#### WRITTEN EXERCISE
Transcribe all records exactly.

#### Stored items
┄┄┄┄┄┄┄┄┄┄

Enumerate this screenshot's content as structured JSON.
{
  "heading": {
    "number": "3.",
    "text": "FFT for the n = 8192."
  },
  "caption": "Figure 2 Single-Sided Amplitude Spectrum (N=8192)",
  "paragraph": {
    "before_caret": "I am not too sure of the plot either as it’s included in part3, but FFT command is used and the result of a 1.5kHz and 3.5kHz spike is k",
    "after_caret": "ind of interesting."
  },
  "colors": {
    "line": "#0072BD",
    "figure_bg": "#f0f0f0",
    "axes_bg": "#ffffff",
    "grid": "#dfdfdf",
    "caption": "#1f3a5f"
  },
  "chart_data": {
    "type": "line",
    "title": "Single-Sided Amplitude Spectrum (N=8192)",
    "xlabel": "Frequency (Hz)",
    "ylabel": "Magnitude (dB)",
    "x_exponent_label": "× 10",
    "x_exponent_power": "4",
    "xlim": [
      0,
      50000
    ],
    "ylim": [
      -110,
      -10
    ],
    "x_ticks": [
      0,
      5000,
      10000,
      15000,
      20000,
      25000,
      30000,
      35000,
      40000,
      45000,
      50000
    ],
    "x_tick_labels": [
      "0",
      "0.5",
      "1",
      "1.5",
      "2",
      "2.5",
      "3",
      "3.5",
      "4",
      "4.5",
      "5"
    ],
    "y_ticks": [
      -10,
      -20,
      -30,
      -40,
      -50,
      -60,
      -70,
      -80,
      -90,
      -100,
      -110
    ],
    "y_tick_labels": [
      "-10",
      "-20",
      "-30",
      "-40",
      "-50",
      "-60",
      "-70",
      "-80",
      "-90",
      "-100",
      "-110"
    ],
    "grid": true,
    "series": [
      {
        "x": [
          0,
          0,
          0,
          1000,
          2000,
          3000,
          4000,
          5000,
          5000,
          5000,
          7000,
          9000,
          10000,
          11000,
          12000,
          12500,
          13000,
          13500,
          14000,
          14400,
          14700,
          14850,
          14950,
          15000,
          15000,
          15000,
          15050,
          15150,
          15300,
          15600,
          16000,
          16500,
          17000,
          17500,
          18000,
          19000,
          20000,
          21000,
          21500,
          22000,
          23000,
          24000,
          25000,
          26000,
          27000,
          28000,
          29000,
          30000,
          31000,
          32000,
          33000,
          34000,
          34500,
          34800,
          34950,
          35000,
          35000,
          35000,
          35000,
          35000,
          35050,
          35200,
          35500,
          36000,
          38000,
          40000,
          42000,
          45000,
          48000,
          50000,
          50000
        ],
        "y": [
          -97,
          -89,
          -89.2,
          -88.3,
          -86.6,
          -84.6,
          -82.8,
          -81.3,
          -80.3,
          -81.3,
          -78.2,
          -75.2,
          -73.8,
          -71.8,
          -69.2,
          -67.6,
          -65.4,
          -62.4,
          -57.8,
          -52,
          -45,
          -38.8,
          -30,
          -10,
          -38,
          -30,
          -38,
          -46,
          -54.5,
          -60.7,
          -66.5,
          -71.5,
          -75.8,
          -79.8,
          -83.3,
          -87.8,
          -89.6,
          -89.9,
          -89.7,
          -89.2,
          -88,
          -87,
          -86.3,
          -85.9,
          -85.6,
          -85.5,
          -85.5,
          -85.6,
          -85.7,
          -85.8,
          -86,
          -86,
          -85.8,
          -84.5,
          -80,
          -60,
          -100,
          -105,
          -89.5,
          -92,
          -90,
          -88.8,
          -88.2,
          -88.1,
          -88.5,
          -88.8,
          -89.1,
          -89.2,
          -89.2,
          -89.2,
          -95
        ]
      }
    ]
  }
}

┄┄┄┄┄┄┄┄┄┄

#### RIGHT ANSWER
Enumerate this screenshot's content as structured JSON.
{
  "heading": {
    "number": "3.",
    "text": "FFT for the n = 8192."
  },
  "caption": "Figure 2 Single-Sided Amplitude Spectrum (N=8192)",
  "paragraph": {
    "before_caret": "I am not too sure of the plot either as it’s included in part3, but FFT command is used and the result of a 1.5kHz and 3.5kHz spike is k",
    "after_caret": "ind of interesting."
  },
  "colors": {
    "line": "#0072BD",
    "figure_bg": "#f0f0f0",
    "axes_bg": "#ffffff",
    "grid": "#dfdfdf",
    "caption": "#1f3a5f"
  },
  "chart_data": {
    "type": "line",
    "title": "Single-Sided Amplitude Spectrum (N=8192)",
    "xlabel": "Frequency (Hz)",
    "ylabel": "Magnitude (dB)",
    "x_exponent_label": "× 10",
    "x_exponent_power": "4",
    "xlim": [
      0,
      50000
    ],
    "ylim": [
      -110,
      -10
    ],
    "x_ticks": [
      0,
      5000,
      10000,
      15000,
      20000,
      25000,
      30000,
      35000,
      40000,
      45000,
      50000
    ],
    "x_tick_labels": [
      "0",
      "0.5",
      "1",
      "1.5",
      "2",
      "2.5",
      "3",
      "3.5",
      "4",
      "4.5",
      "5"
    ],
    "y_ticks": [
      -10,
      -20,
      -30,
      -40,
      -50,
      -60,
      -70,
      -80,
      -90,
      -100,
      -110
    ],
    "y_tick_labels": [
      "-10",
      "-20",
      "-30",
      "-40",
      "-50",
      "-60",
      "-70",
      "-80",
      "-90",
      "-100",
      "-110"
    ],
    "grid": true,
    "series": [
      {
        "x": [
          0,
          0,
          0,
          1000,
          2000,
          3000,
          4000,
          5000,
          5000,
          5000,
          7000,
          9000,
          10000,
          11000,
          12000,
          12500,
          13000,
          13500,
          14000,
          14400,
          14700,
          14850,
          14950,
          15000,
          15000,
          15000,
          15050,
          15150,
          15300,
          15600,
          16000,
          16500,
          17000,
          17500,
          18000,
          19000,
          20000,
          21000,
          21500,
          22000,
          23000,
          24000,
          25000,
          26000,
          27000,
          28000,
          29000,
          30000,
          31000,
          32000,
          33000,
          34000,
          34500,
          34800,
          34950,
          35000,
          35000,
          35000,
          35000,
          35000,
          35050,
          35200,
          35500,
          36000,
          38000,
          40000,
          42000,
          45000,
          48000,
          50000,
          50000
        ],
        "y": [
          -97,
          -89,
          -89.2,
          -88.3,
          -86.6,
          -84.6,
          -82.8,
          -81.3,
          -80.3,
          -81.3,
          -78.2,
          -75.2,
          -73.8,
          -71.8,
          -69.2,
          -67.6,
          -65.4,
          -62.4,
          -57.8,
          -52,
          -45,
          -38.8,
          -30,
          -10,
          -38,
          -30,
          -38,
          -46,
          -54.5,
          -60.7,
          -66.5,
          -71.5,
          -75.8,
          -79.8,
          -83.3,
          -87.8,
          -89.6,
          -89.9,
          -89.7,
          -89.2,
          -88,
          -87,
          -86.3,
          -85.9,
          -85.6,
          -85.5,
          -85.5,
          -85.6,
          -85.7,
          -85.8,
          -86,
          -86,
          -85.8,
          -84.5,
          -80,
          -60,
          -100,
          -105,
          -89.5,
          -92,
          -90,
          -88.8,
          -88.2,
          -88.1,
          -88.5,
          -88.8,
          -89.1,
          -89.2,
          -89.2,
          -89.2,
          -95
        ]
      }
    ]
  }
}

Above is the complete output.